以下の行をすべて、一字一句変えずに打ち直す。画像は答えに含めない。

★ ★ ★

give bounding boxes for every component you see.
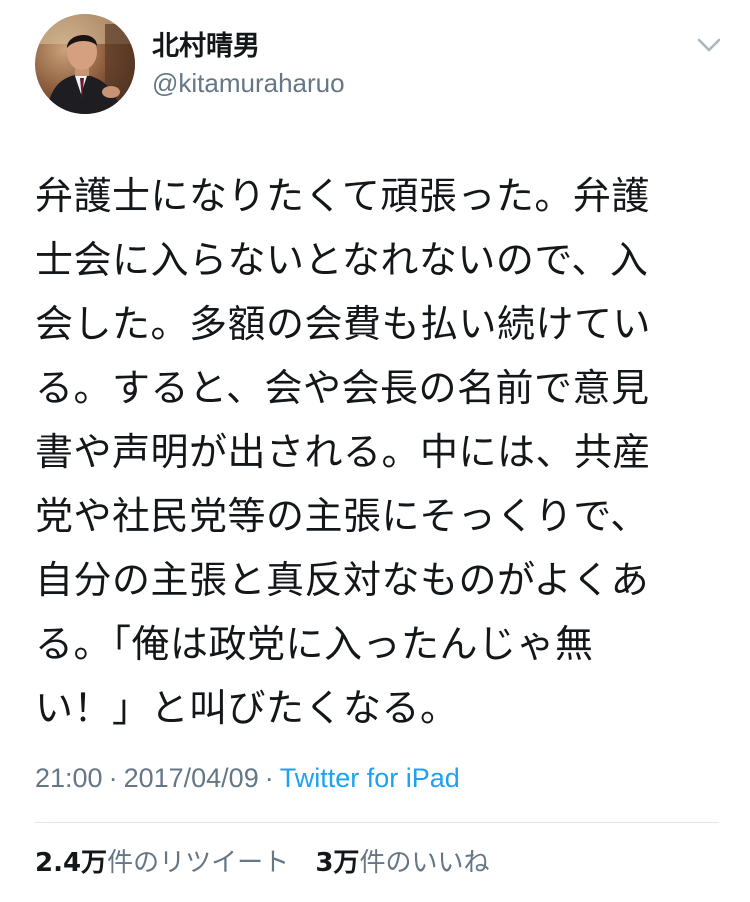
tweet-source-link[interactable]: Twitter for iPad [280, 763, 460, 793]
tweet-text-line: い！」と叫びたくなる。 [35, 686, 459, 730]
tweet-date: 2017/04/09 [123, 763, 259, 793]
tweet-text-line: 士会に入らないとなれないので、入 [35, 238, 649, 282]
tweet-text-line: 党や社民党等の主張にそっくりで、 [35, 494, 649, 538]
tweet-stats: 2.4万件のリツイート 3万件のいいね [35, 845, 489, 881]
tweet-metadata: 21:00 · 2017/04/09 · Twitter for iPad [35, 760, 460, 796]
divider [35, 822, 719, 823]
display-name[interactable]: 北村晴男 [152, 30, 260, 64]
avatar[interactable] [35, 14, 135, 114]
retweets-stat[interactable]: 2.4万件のリツイート [35, 845, 289, 881]
tweet-text-line: 弁護士になりたくて頑張った。弁護 [35, 174, 650, 218]
retweets-count: 2.4万 [35, 848, 108, 878]
tweet-detail: 北村晴男 @kitamuraharuo 弁護士になりたくて頑張った。弁護 士会に… [0, 0, 750, 902]
tweet-text-line: 書や声明が出される。中には、共産 [35, 430, 652, 474]
likes-label: 件のいいね [359, 848, 490, 878]
user-handle[interactable]: @kitamuraharuo [152, 66, 345, 100]
retweets-label: 件のリツイート [107, 848, 290, 878]
likes-count: 3万 [315, 848, 360, 878]
tweet-text-line: る。すると、会や会長の名前で意見 [35, 366, 650, 410]
meta-separator: · [264, 763, 274, 793]
tweet-text-line: 会した。多額の会費も払い続けてい [35, 302, 652, 346]
tweet-time: 21:00 [35, 763, 103, 793]
meta-separator: · [108, 763, 118, 793]
tweet-text: 弁護士になりたくて頑張った。弁護 士会に入らないとなれないので、入 会した。多額… [35, 164, 715, 740]
tweet-text-line: 自分の主張と真反対なものがよくあ [35, 558, 650, 602]
chevron-down-icon[interactable] [692, 30, 726, 60]
tweet-text-line: る。「俺は政党に入ったんじゃ無 [35, 622, 594, 666]
avatar-photo [35, 14, 135, 114]
likes-stat[interactable]: 3万件のいいね [315, 845, 489, 881]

★ ★ ★

--- 解答 ---
give bounding boxes for every component you see.
tweet-source-link[interactable]: Twitter for iPad [280, 763, 460, 793]
tweet-text-line: い！」と叫びたくなる。 [35, 686, 459, 730]
tweet-date: 2017/04/09 [123, 763, 259, 793]
tweet-text-line: 士会に入らないとなれないので、入 [35, 238, 649, 282]
tweet-text-line: 党や社民党等の主張にそっくりで、 [35, 494, 649, 538]
tweet-stats: 2.4万件のリツイート 3万件のいいね [35, 845, 489, 881]
tweet-metadata: 21:00 · 2017/04/09 · Twitter for iPad [35, 760, 460, 796]
divider [35, 822, 719, 823]
display-name[interactable]: 北村晴男 [152, 30, 260, 64]
avatar[interactable] [35, 14, 135, 114]
retweets-stat[interactable]: 2.4万件のリツイート [35, 845, 289, 881]
tweet-text-line: 弁護士になりたくて頑張った。弁護 [35, 174, 650, 218]
retweets-count: 2.4万 [35, 848, 108, 878]
tweet-detail: 北村晴男 @kitamuraharuo 弁護士になりたくて頑張った。弁護 士会に… [0, 0, 750, 902]
tweet-text-line: 書や声明が出される。中には、共産 [35, 430, 652, 474]
likes-label: 件のいいね [359, 848, 490, 878]
user-handle[interactable]: @kitamuraharuo [152, 66, 345, 100]
retweets-label: 件のリツイート [107, 848, 290, 878]
likes-count: 3万 [315, 848, 360, 878]
tweet-text-line: る。すると、会や会長の名前で意見 [35, 366, 650, 410]
meta-separator: · [264, 763, 274, 793]
tweet-text-line: 会した。多額の会費も払い続けてい [35, 302, 652, 346]
tweet-time: 21:00 [35, 763, 103, 793]
meta-separator: · [108, 763, 118, 793]
tweet-text: 弁護士になりたくて頑張った。弁護 士会に入らないとなれないので、入 会した。多額… [35, 164, 715, 740]
tweet-text-line: 自分の主張と真反対なものがよくあ [35, 558, 650, 602]
chevron-down-icon[interactable] [692, 30, 726, 60]
tweet-text-line: る。「俺は政党に入ったんじゃ無 [35, 622, 594, 666]
avatar-photo [35, 14, 135, 114]
likes-stat[interactable]: 3万件のいいね [315, 845, 489, 881]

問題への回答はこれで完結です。